Data extracted from a collection
+ + + + +
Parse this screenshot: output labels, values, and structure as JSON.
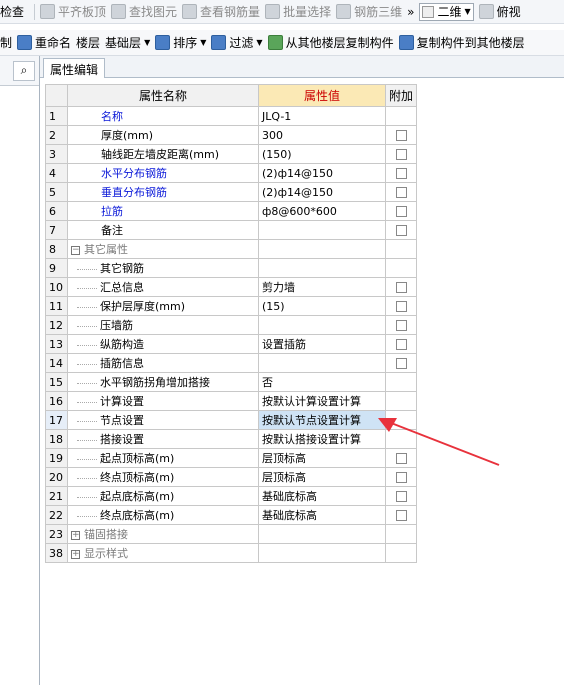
{
  "toolbar1": {
    "items": [
      "检查",
      "平齐板顶",
      "查找图元",
      "查看钢筋量",
      "批量选择",
      "钢筋三维"
    ],
    "view_select": "二维",
    "view_label": "俯视"
  },
  "toolbar2": {
    "control": "制",
    "rename": "重命名",
    "floor_label": "楼层",
    "floor_value": "基础层",
    "sort": "排序",
    "filter": "过滤",
    "copy_from": "从其他楼层复制构件",
    "copy_to": "复制构件到其他楼层"
  },
  "left": {
    "search_icon": "⌕"
  },
  "tab": {
    "label": "属性编辑"
  },
  "table": {
    "headers": {
      "name": "属性名称",
      "value": "属性值",
      "extra": "附加"
    },
    "rows": [
      {
        "n": "1",
        "name": "名称",
        "value": "JLQ-1",
        "cb": false,
        "blue": true
      },
      {
        "n": "2",
        "name": "厚度(mm)",
        "value": "300",
        "cb": true
      },
      {
        "n": "3",
        "name": "轴线距左墙皮距离(mm)",
        "value": "(150)",
        "cb": true
      },
      {
        "n": "4",
        "name": "水平分布钢筋",
        "value": "(2)ф14@150",
        "cb": true,
        "blue": true
      },
      {
        "n": "5",
        "name": "垂直分布钢筋",
        "value": "(2)ф14@150",
        "cb": true,
        "blue": true
      },
      {
        "n": "6",
        "name": "拉筋",
        "value": "ф8@600*600",
        "cb": true,
        "blue": true
      },
      {
        "n": "7",
        "name": "备注",
        "value": "",
        "cb": true
      },
      {
        "n": "8",
        "name": "其它属性",
        "value": "",
        "group": "−"
      },
      {
        "n": "9",
        "name": "其它钢筋",
        "value": "",
        "child": true
      },
      {
        "n": "10",
        "name": "汇总信息",
        "value": "剪力墙",
        "cb": true,
        "child": true
      },
      {
        "n": "11",
        "name": "保护层厚度(mm)",
        "value": "(15)",
        "cb": true,
        "child": true
      },
      {
        "n": "12",
        "name": "压墙筋",
        "value": "",
        "cb": true,
        "child": true
      },
      {
        "n": "13",
        "name": "纵筋构造",
        "value": "设置插筋",
        "cb": true,
        "child": true
      },
      {
        "n": "14",
        "name": "插筋信息",
        "value": "",
        "cb": true,
        "child": true
      },
      {
        "n": "15",
        "name": "水平钢筋拐角增加搭接",
        "value": "否",
        "child": true
      },
      {
        "n": "16",
        "name": "计算设置",
        "value": "按默认计算设置计算",
        "child": true
      },
      {
        "n": "17",
        "name": "节点设置",
        "value": "按默认节点设置计算",
        "child": true,
        "sel": true
      },
      {
        "n": "18",
        "name": "搭接设置",
        "value": "按默认搭接设置计算",
        "child": true
      },
      {
        "n": "19",
        "name": "起点顶标高(m)",
        "value": "层顶标高",
        "cb": true,
        "child": true
      },
      {
        "n": "20",
        "name": "终点顶标高(m)",
        "value": "层顶标高",
        "cb": true,
        "child": true
      },
      {
        "n": "21",
        "name": "起点底标高(m)",
        "value": "基础底标高",
        "cb": true,
        "child": true
      },
      {
        "n": "22",
        "name": "终点底标高(m)",
        "value": "基础底标高",
        "cb": true,
        "child": true
      },
      {
        "n": "23",
        "name": "锚固搭接",
        "value": "",
        "group": "+"
      },
      {
        "n": "38",
        "name": "显示样式",
        "value": "",
        "group": "+"
      }
    ]
  },
  "colors": {
    "arrow": "#e8323c",
    "header_value_bg": "#fbe9b5",
    "link_blue": "#0a18d8"
  }
}
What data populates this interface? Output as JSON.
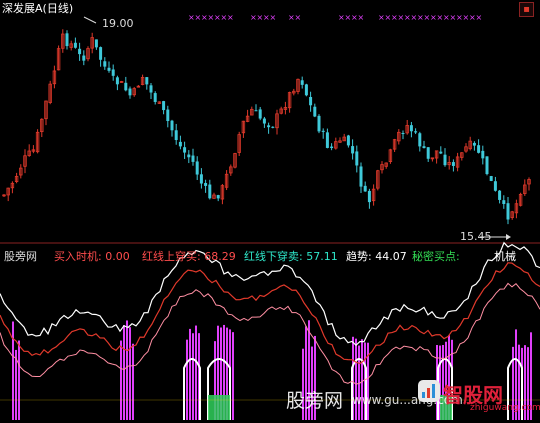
{
  "header": {
    "title": "深发展A",
    "period": "(日线)"
  },
  "colors": {
    "background": "#000000",
    "up": "#e0392b",
    "down": "#3fc9d9",
    "magenta": "#e040fb",
    "white": "#ffffff",
    "yellow": "#ffd700",
    "green": "#2fd05a",
    "cyan_label": "#2ee6c9"
  },
  "price_chart": {
    "high_label": "19.00",
    "low_label": "15.45"
  },
  "indicator": {
    "name": "股旁网",
    "items": [
      {
        "label": "买入时机:",
        "value": "0.00",
        "color": "#ff4d4d"
      },
      {
        "label": "红线上穿买:",
        "value": "68.29",
        "color": "#ff4d4d"
      },
      {
        "label": "红线下穿卖:",
        "value": "57.11",
        "color": "#2ee6c9"
      },
      {
        "label": "趋势:",
        "value": "44.07",
        "color": "#ffffff"
      },
      {
        "label": "秘密买点:",
        "value": "",
        "color": "#33dd55"
      }
    ],
    "tail_text": "机械"
  },
  "watermark": {
    "site1_cn": "股旁网",
    "site1_url": "www.gu...ang.com",
    "site2_cn": "智股网",
    "site2_url": "zhiguwang.com"
  },
  "chart_data": {
    "type": "candlestick",
    "price_extremes": {
      "high": 19.0,
      "low": 15.45
    },
    "indicator_values": {
      "买入时机": 0.0,
      "红线上穿买": 68.29,
      "红线下穿卖": 57.11,
      "趋势": 44.07
    }
  }
}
+ + + + +
- Your objective
Copy the records exactly. Skip the pictures.

- Solution for this exercise
Parse this screenshot: output labels, values, and structure as JSON.
{
  "toolbar1": {
    "items": [
      "检查",
      "平齐板顶",
      "查找图元",
      "查看钢筋量",
      "批量选择",
      "钢筋三维"
    ],
    "view_select": "二维",
    "view_label": "俯视"
  },
  "toolbar2": {
    "control": "制",
    "rename": "重命名",
    "floor_label": "楼层",
    "floor_value": "基础层",
    "sort": "排序",
    "filter": "过滤",
    "copy_from": "从其他楼层复制构件",
    "copy_to": "复制构件到其他楼层"
  },
  "left": {
    "search_icon": "⌕"
  },
  "tab": {
    "label": "属性编辑"
  },
  "table": {
    "headers": {
      "name": "属性名称",
      "value": "属性值",
      "extra": "附加"
    },
    "rows": [
      {
        "n": "1",
        "name": "名称",
        "value": "JLQ-1",
        "cb": false,
        "blue": true
      },
      {
        "n": "2",
        "name": "厚度(mm)",
        "value": "300",
        "cb": true
      },
      {
        "n": "3",
        "name": "轴线距左墙皮距离(mm)",
        "value": "(150)",
        "cb": true
      },
      {
        "n": "4",
        "name": "水平分布钢筋",
        "value": "(2)ф14@150",
        "cb": true,
        "blue": true
      },
      {
        "n": "5",
        "name": "垂直分布钢筋",
        "value": "(2)ф14@150",
        "cb": true,
        "blue": true
      },
      {
        "n": "6",
        "name": "拉筋",
        "value": "ф8@600*600",
        "cb": true,
        "blue": true
      },
      {
        "n": "7",
        "name": "备注",
        "value": "",
        "cb": true
      },
      {
        "n": "8",
        "name": "其它属性",
        "value": "",
        "group": "−"
      },
      {
        "n": "9",
        "name": "其它钢筋",
        "value": "",
        "child": true
      },
      {
        "n": "10",
        "name": "汇总信息",
        "value": "剪力墙",
        "cb": true,
        "child": true
      },
      {
        "n": "11",
        "name": "保护层厚度(mm)",
        "value": "(15)",
        "cb": true,
        "child": true
      },
      {
        "n": "12",
        "name": "压墙筋",
        "value": "",
        "cb": true,
        "child": true
      },
      {
        "n": "13",
        "name": "纵筋构造",
        "value": "设置插筋",
        "cb": true,
        "child": true
      },
      {
        "n": "14",
        "name": "插筋信息",
        "value": "",
        "cb": true,
        "child": true
      },
      {
        "n": "15",
        "name": "水平钢筋拐角增加搭接",
        "value": "否",
        "child": true
      },
      {
        "n": "16",
        "name": "计算设置",
        "value": "按默认计算设置计算",
        "child": true
      },
      {
        "n": "17",
        "name": "节点设置",
        "value": "按默认节点设置计算",
        "child": true,
        "sel": true
      },
      {
        "n": "18",
        "name": "搭接设置",
        "value": "按默认搭接设置计算",
        "child": true
      },
      {
        "n": "19",
        "name": "起点顶标高(m)",
        "value": "层顶标高",
        "cb": true,
        "child": true
      },
      {
        "n": "20",
        "name": "终点顶标高(m)",
        "value": "层顶标高",
        "cb": true,
        "child": true
      },
      {
        "n": "21",
        "name": "起点底标高(m)",
        "value": "基础底标高",
        "cb": true,
        "child": true
      },
      {
        "n": "22",
        "name": "终点底标高(m)",
        "value": "基础底标高",
        "cb": true,
        "child": true
      },
      {
        "n": "23",
        "name": "锚固搭接",
        "value": "",
        "group": "+"
      },
      {
        "n": "38",
        "name": "显示样式",
        "value": "",
        "group": "+"
      }
    ]
  },
  "colors": {
    "arrow": "#e8323c",
    "header_value_bg": "#fbe9b5",
    "link_blue": "#0a18d8"
  }
}
What data populates this interface? Output as JSON.
{
  "header": {
    "title": "深发展A",
    "period": "(日线)"
  },
  "colors": {
    "background": "#000000",
    "up": "#e0392b",
    "down": "#3fc9d9",
    "magenta": "#e040fb",
    "white": "#ffffff",
    "yellow": "#ffd700",
    "green": "#2fd05a",
    "cyan_label": "#2ee6c9"
  },
  "price_chart": {
    "high_label": "19.00",
    "low_label": "15.45"
  },
  "indicator": {
    "name": "股旁网",
    "items": [
      {
        "label": "买入时机:",
        "value": "0.00",
        "color": "#ff4d4d"
      },
      {
        "label": "红线上穿买:",
        "value": "68.29",
        "color": "#ff4d4d"
      },
      {
        "label": "红线下穿卖:",
        "value": "57.11",
        "color": "#2ee6c9"
      },
      {
        "label": "趋势:",
        "value": "44.07",
        "color": "#ffffff"
      },
      {
        "label": "秘密买点:",
        "value": "",
        "color": "#33dd55"
      }
    ],
    "tail_text": "机械"
  },
  "watermark": {
    "site1_cn": "股旁网",
    "site1_url": "www.gu...ang.com",
    "site2_cn": "智股网",
    "site2_url": "zhiguwang.com"
  },
  "chart_data": {
    "type": "candlestick",
    "price_extremes": {
      "high": 19.0,
      "low": 15.45
    },
    "indicator_values": {
      "买入时机": 0.0,
      "红线上穿买": 68.29,
      "红线下穿卖": 57.11,
      "趋势": 44.07
    }
  }
}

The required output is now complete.